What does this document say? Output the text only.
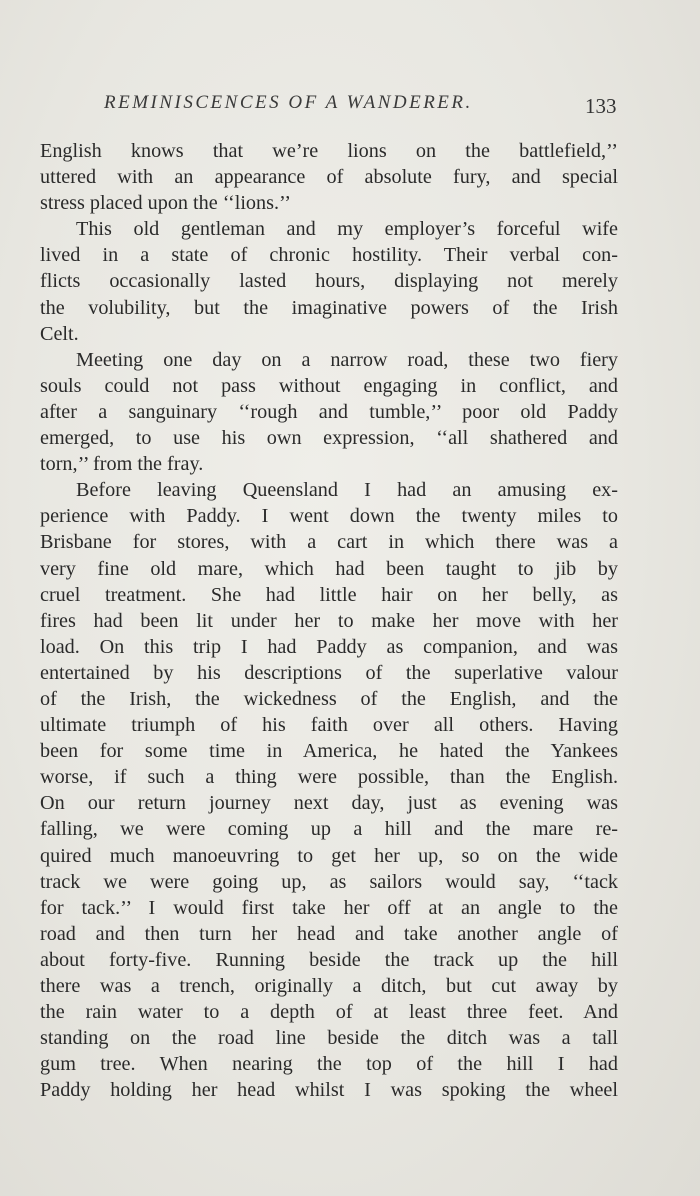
REMINISCENCES OF A WANDERER.	133
English knows that we’re lions on the battlefield,’’
uttered with an appearance of absolute fury, and special
stress placed upon the ‘‘lions.’’
This old gentleman and my employer’s forceful wife
lived in a state of chronic hostility. Their verbal con-
flicts occasionally lasted hours, displaying not merely
the volubility, but the imaginative powers of the Irish
Celt.
Meeting one day on a narrow road, these two fiery
souls could not pass without engaging in conflict, and
after a sanguinary ‘‘rough and tumble,’’ poor old Paddy
emerged, to use his own expression, ‘‘all shathered and
torn,’’ from the fray.
Before leaving Queensland I had an amusing ex-
perience with Paddy. I went down the twenty miles to
Brisbane for stores, with a cart in which there was a
very fine old mare, which had been taught to jib by
cruel treatment. She had little hair on her belly, as
fires had been lit under her to make her move with her
load. On this trip I had Paddy as companion, and was
entertained by his descriptions of the superlative valour
of the Irish, the wickedness of the English, and the
ultimate triumph of his faith over all others. Having
been for some time in America, he hated the Yankees
worse, if such a thing were possible, than the English.
On our return journey next day, just as evening was
falling, we were coming up a hill and the mare re-
quired much manoeuvring to get her up, so on the wide
track we were going up, as sailors would say, ‘‘tack
for tack.’’ I would first take her off at an angle to the
road and then turn her head and take another angle of
about forty-five. Running beside the track up the hill
there was a trench, originally a ditch, but cut away by
the rain water to a depth of at least three feet. And
standing on the road line beside the ditch was a tall
gum tree. When nearing the top of the hill I had
Paddy holding her head whilst I was spoking the wheel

» **Exercise brief**
Copy all lines above containing the string "which".

» **Solution below**
Brisbane for stores, with a cart in which there was a
very fine old mare, which had been taught to jib by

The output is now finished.